Records for the exercise
━━━━━━

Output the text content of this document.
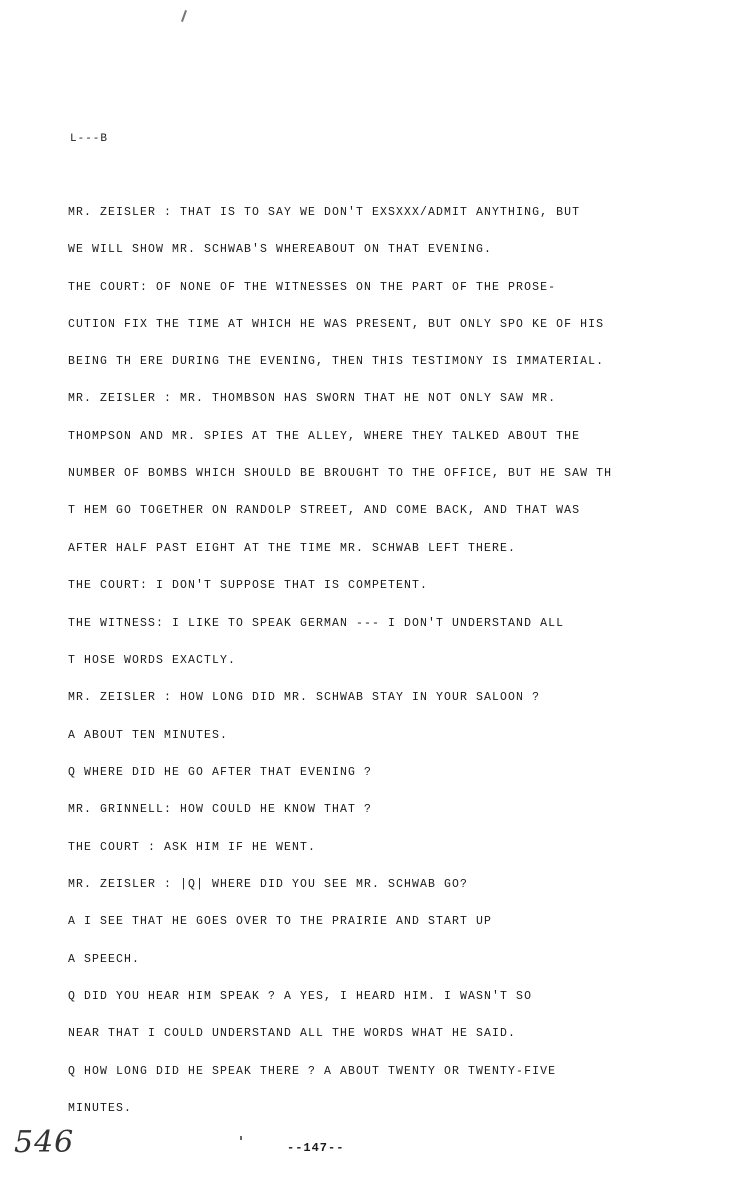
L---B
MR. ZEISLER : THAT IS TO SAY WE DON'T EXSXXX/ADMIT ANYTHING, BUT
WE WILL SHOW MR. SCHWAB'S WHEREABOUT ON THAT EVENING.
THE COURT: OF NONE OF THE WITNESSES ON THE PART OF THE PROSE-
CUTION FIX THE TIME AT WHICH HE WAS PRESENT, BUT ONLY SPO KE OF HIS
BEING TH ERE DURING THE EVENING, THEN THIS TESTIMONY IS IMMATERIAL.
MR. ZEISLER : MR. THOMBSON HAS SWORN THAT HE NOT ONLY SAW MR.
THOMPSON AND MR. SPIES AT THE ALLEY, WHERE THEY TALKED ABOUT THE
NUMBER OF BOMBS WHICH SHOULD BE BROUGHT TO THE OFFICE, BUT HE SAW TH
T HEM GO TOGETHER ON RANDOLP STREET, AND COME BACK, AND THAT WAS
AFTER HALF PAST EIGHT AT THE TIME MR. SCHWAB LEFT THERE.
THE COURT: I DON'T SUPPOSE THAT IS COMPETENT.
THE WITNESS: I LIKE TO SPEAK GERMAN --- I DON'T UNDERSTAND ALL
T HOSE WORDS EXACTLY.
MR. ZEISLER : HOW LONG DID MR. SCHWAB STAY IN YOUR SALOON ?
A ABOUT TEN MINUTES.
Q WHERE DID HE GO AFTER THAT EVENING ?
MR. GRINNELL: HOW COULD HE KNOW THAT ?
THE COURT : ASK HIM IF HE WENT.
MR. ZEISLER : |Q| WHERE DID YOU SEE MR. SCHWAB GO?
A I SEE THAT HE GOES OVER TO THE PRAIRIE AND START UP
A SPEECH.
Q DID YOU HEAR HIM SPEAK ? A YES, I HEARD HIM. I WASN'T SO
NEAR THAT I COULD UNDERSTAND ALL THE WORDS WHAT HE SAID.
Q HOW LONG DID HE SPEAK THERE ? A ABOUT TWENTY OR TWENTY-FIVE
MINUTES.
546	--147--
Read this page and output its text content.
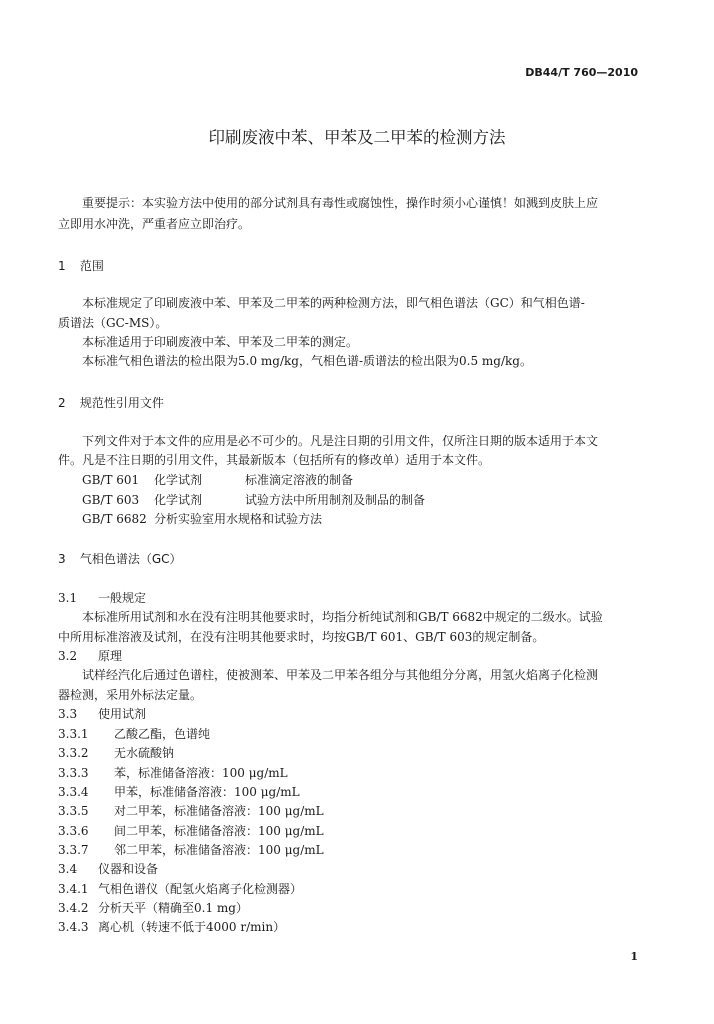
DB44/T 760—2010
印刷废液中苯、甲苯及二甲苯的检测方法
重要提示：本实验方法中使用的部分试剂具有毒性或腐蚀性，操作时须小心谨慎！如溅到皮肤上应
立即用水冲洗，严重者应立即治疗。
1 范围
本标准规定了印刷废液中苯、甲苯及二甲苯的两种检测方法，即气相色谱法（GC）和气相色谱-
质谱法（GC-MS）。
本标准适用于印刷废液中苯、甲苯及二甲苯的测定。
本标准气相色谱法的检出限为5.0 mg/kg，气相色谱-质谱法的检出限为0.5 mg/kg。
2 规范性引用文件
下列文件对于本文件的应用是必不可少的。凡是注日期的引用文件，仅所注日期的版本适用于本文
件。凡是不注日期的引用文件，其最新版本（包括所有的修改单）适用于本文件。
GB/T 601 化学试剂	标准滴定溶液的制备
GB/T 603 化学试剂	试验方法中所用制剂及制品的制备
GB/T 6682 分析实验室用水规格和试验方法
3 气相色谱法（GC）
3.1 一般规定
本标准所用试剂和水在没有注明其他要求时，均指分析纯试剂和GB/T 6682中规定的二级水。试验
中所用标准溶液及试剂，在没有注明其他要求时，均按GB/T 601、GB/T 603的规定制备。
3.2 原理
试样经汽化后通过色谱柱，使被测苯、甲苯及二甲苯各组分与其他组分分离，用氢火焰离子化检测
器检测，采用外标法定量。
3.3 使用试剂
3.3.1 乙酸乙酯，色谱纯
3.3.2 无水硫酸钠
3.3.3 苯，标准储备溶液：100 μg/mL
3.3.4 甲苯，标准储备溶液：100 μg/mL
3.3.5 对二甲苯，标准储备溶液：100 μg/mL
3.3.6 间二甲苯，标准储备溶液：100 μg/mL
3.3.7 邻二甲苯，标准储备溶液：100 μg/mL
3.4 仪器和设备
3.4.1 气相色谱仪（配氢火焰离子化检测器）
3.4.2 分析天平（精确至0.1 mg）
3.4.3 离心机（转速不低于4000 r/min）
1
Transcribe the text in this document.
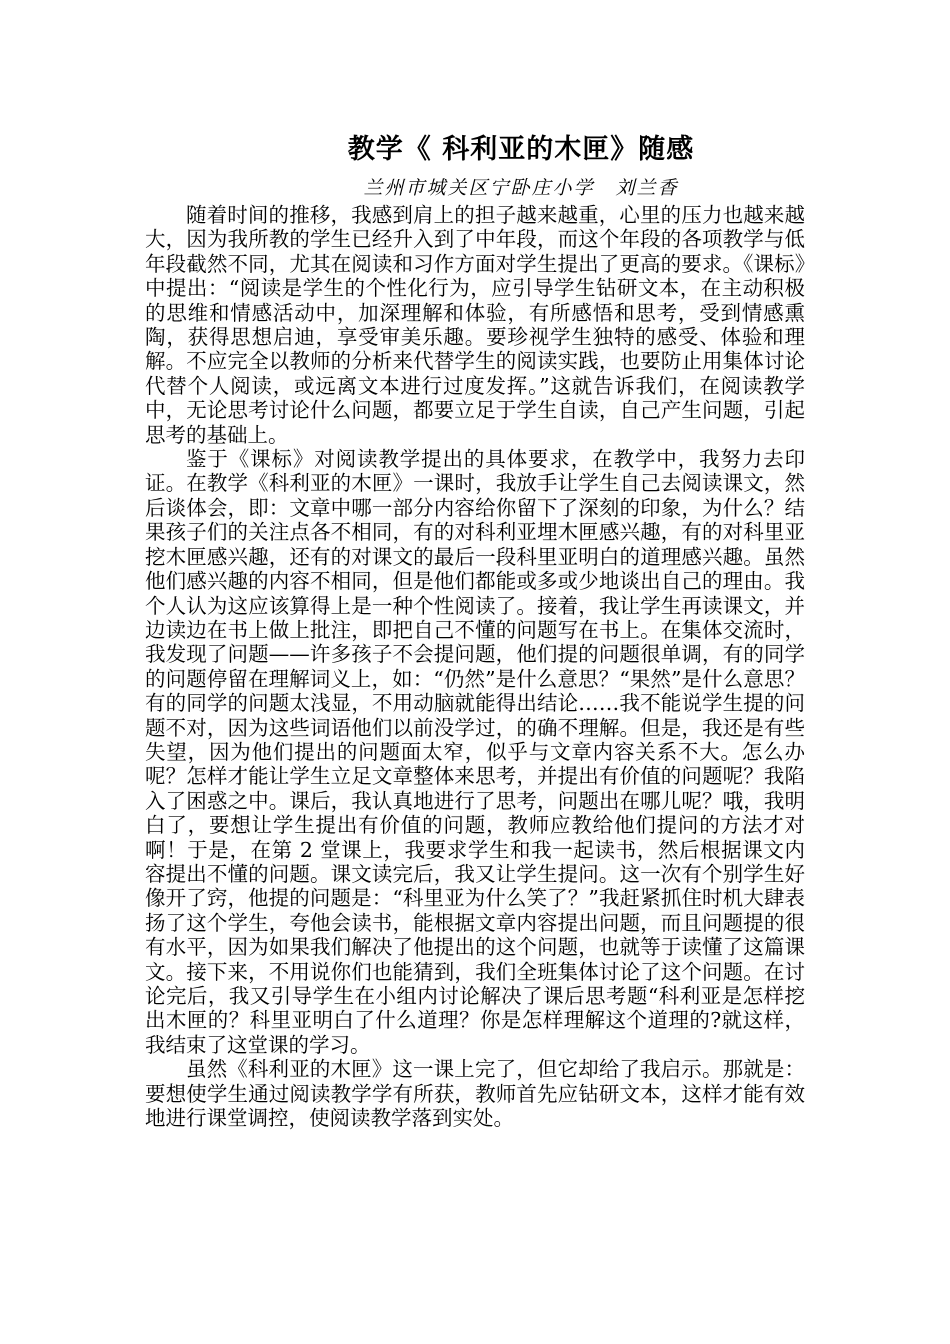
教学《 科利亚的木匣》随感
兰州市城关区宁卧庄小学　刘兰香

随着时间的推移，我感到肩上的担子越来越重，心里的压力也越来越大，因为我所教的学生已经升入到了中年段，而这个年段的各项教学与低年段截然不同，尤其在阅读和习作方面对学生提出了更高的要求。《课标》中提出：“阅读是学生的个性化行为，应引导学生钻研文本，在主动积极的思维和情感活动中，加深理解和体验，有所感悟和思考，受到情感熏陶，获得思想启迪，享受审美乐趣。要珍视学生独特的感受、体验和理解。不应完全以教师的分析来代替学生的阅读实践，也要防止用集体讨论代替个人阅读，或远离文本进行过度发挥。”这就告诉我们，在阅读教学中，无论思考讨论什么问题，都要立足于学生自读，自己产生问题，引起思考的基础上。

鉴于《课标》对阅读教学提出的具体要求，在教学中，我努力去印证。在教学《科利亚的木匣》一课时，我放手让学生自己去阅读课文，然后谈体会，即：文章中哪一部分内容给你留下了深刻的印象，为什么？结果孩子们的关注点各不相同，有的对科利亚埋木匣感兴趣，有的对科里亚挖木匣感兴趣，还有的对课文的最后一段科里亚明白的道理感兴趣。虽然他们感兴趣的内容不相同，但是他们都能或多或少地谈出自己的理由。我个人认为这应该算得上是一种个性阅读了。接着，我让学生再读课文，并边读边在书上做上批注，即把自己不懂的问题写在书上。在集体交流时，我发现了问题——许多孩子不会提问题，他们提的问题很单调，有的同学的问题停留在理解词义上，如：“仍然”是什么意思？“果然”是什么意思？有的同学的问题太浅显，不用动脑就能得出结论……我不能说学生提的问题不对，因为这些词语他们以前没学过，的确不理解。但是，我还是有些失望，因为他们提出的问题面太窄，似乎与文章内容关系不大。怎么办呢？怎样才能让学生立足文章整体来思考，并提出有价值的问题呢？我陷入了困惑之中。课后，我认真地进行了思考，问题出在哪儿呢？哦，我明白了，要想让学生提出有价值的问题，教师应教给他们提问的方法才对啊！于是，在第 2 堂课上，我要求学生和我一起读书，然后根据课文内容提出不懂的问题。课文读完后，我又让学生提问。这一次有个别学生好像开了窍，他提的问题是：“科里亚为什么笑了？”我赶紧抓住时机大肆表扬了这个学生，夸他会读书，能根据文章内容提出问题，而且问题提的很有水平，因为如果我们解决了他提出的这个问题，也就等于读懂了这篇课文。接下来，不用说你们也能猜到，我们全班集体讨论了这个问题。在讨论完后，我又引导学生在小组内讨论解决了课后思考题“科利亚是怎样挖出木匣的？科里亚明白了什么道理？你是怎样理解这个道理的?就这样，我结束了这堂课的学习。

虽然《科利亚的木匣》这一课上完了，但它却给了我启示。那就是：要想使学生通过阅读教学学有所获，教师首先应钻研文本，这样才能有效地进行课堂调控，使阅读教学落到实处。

━━━━━━

Instruction
Copy out each line word for word, please, skipping the images.

Response to this exercise
Output the text content of this document.
L---B
MR. ZEISLER : THAT IS TO SAY WE DON'T EXSXXX/ADMIT ANYTHING, BUT
WE WILL SHOW MR. SCHWAB'S WHEREABOUT ON THAT EVENING.
THE COURT: OF NONE OF THE WITNESSES ON THE PART OF THE PROSE-
CUTION FIX THE TIME AT WHICH HE WAS PRESENT, BUT ONLY SPO KE OF HIS
BEING TH ERE DURING THE EVENING, THEN THIS TESTIMONY IS IMMATERIAL.
MR. ZEISLER : MR. THOMBSON HAS SWORN THAT HE NOT ONLY SAW MR.
THOMPSON AND MR. SPIES AT THE ALLEY, WHERE THEY TALKED ABOUT THE
NUMBER OF BOMBS WHICH SHOULD BE BROUGHT TO THE OFFICE, BUT HE SAW TH
T HEM GO TOGETHER ON RANDOLP STREET, AND COME BACK, AND THAT WAS
AFTER HALF PAST EIGHT AT THE TIME MR. SCHWAB LEFT THERE.
THE COURT: I DON'T SUPPOSE THAT IS COMPETENT.
THE WITNESS: I LIKE TO SPEAK GERMAN --- I DON'T UNDERSTAND ALL
T HOSE WORDS EXACTLY.
MR. ZEISLER : HOW LONG DID MR. SCHWAB STAY IN YOUR SALOON ?
A ABOUT TEN MINUTES.
Q WHERE DID HE GO AFTER THAT EVENING ?
MR. GRINNELL: HOW COULD HE KNOW THAT ?
THE COURT : ASK HIM IF HE WENT.
MR. ZEISLER : |Q| WHERE DID YOU SEE MR. SCHWAB GO?
A I SEE THAT HE GOES OVER TO THE PRAIRIE AND START UP
A SPEECH.
Q DID YOU HEAR HIM SPEAK ? A YES, I HEARD HIM. I WASN'T SO
NEAR THAT I COULD UNDERSTAND ALL THE WORDS WHAT HE SAID.
Q HOW LONG DID HE SPEAK THERE ? A ABOUT TWENTY OR TWENTY-FIVE
MINUTES.
546	--147--
Read this page and output its text content.
DB44/T 760—2010
印刷废液中苯、甲苯及二甲苯的检测方法
重要提示：本实验方法中使用的部分试剂具有毒性或腐蚀性，操作时须小心谨慎！如溅到皮肤上应
立即用水冲洗，严重者应立即治疗。
1 范围
本标准规定了印刷废液中苯、甲苯及二甲苯的两种检测方法，即气相色谱法（GC）和气相色谱-
质谱法（GC-MS）。
本标准适用于印刷废液中苯、甲苯及二甲苯的测定。
本标准气相色谱法的检出限为5.0 mg/kg，气相色谱-质谱法的检出限为0.5 mg/kg。
2 规范性引用文件
下列文件对于本文件的应用是必不可少的。凡是注日期的引用文件，仅所注日期的版本适用于本文
件。凡是不注日期的引用文件，其最新版本（包括所有的修改单）适用于本文件。
GB/T 601 化学试剂	标准滴定溶液的制备
GB/T 603 化学试剂	试验方法中所用制剂及制品的制备
GB/T 6682 分析实验室用水规格和试验方法
3 气相色谱法（GC）
3.1 一般规定
本标准所用试剂和水在没有注明其他要求时，均指分析纯试剂和GB/T 6682中规定的二级水。试验
中所用标准溶液及试剂，在没有注明其他要求时，均按GB/T 601、GB/T 603的规定制备。
3.2 原理
试样经汽化后通过色谱柱，使被测苯、甲苯及二甲苯各组分与其他组分分离，用氢火焰离子化检测
器检测，采用外标法定量。
3.3 使用试剂
3.3.1 乙酸乙酯，色谱纯
3.3.2 无水硫酸钠
3.3.3 苯，标准储备溶液：100 μg/mL
3.3.4 甲苯，标准储备溶液：100 μg/mL
3.3.5 对二甲苯，标准储备溶液：100 μg/mL
3.3.6 间二甲苯，标准储备溶液：100 μg/mL
3.3.7 邻二甲苯，标准储备溶液：100 μg/mL
3.4 仪器和设备
3.4.1 气相色谱仪（配氢火焰离子化检测器）
3.4.2 分析天平（精确至0.1 mg）
3.4.3 离心机（转速不低于4000 r/min）
1
Transcribe the text in this document.
教学《 科利亚的木匣》随感
兰州市城关区宁卧庄小学　刘兰香

随着时间的推移，我感到肩上的担子越来越重，心里的压力也越来越大，因为我所教的学生已经升入到了中年段，而这个年段的各项教学与低年段截然不同，尤其在阅读和习作方面对学生提出了更高的要求。《课标》中提出：“阅读是学生的个性化行为，应引导学生钻研文本，在主动积极的思维和情感活动中，加深理解和体验，有所感悟和思考，受到情感熏陶，获得思想启迪，享受审美乐趣。要珍视学生独特的感受、体验和理解。不应完全以教师的分析来代替学生的阅读实践，也要防止用集体讨论代替个人阅读，或远离文本进行过度发挥。”这就告诉我们，在阅读教学中，无论思考讨论什么问题，都要立足于学生自读，自己产生问题，引起思考的基础上。

鉴于《课标》对阅读教学提出的具体要求，在教学中，我努力去印证。在教学《科利亚的木匣》一课时，我放手让学生自己去阅读课文，然后谈体会，即：文章中哪一部分内容给你留下了深刻的印象，为什么？结果孩子们的关注点各不相同，有的对科利亚埋木匣感兴趣，有的对科里亚挖木匣感兴趣，还有的对课文的最后一段科里亚明白的道理感兴趣。虽然他们感兴趣的内容不相同，但是他们都能或多或少地谈出自己的理由。我个人认为这应该算得上是一种个性阅读了。接着，我让学生再读课文，并边读边在书上做上批注，即把自己不懂的问题写在书上。在集体交流时，我发现了问题——许多孩子不会提问题，他们提的问题很单调，有的同学的问题停留在理解词义上，如：“仍然”是什么意思？“果然”是什么意思？有的同学的问题太浅显，不用动脑就能得出结论……我不能说学生提的问题不对，因为这些词语他们以前没学过，的确不理解。但是，我还是有些失望，因为他们提出的问题面太窄，似乎与文章内容关系不大。怎么办呢？怎样才能让学生立足文章整体来思考，并提出有价值的问题呢？我陷入了困惑之中。课后，我认真地进行了思考，问题出在哪儿呢？哦，我明白了，要想让学生提出有价值的问题，教师应教给他们提问的方法才对啊！于是，在第 2 堂课上，我要求学生和我一起读书，然后根据课文内容提出不懂的问题。课文读完后，我又让学生提问。这一次有个别学生好像开了窍，他提的问题是：“科里亚为什么笑了？”我赶紧抓住时机大肆表扬了这个学生，夸他会读书，能根据文章内容提出问题，而且问题提的很有水平，因为如果我们解决了他提出的这个问题，也就等于读懂了这篇课文。接下来，不用说你们也能猜到，我们全班集体讨论了这个问题。在讨论完后，我又引导学生在小组内讨论解决了课后思考题“科利亚是怎样挖出木匣的？科里亚明白了什么道理？你是怎样理解这个道理的?就这样，我结束了这堂课的学习。

虽然《科利亚的木匣》这一课上完了，但它却给了我启示。那就是：要想使学生通过阅读教学学有所获，教师首先应钻研文本，这样才能有效地进行课堂调控，使阅读教学落到实处。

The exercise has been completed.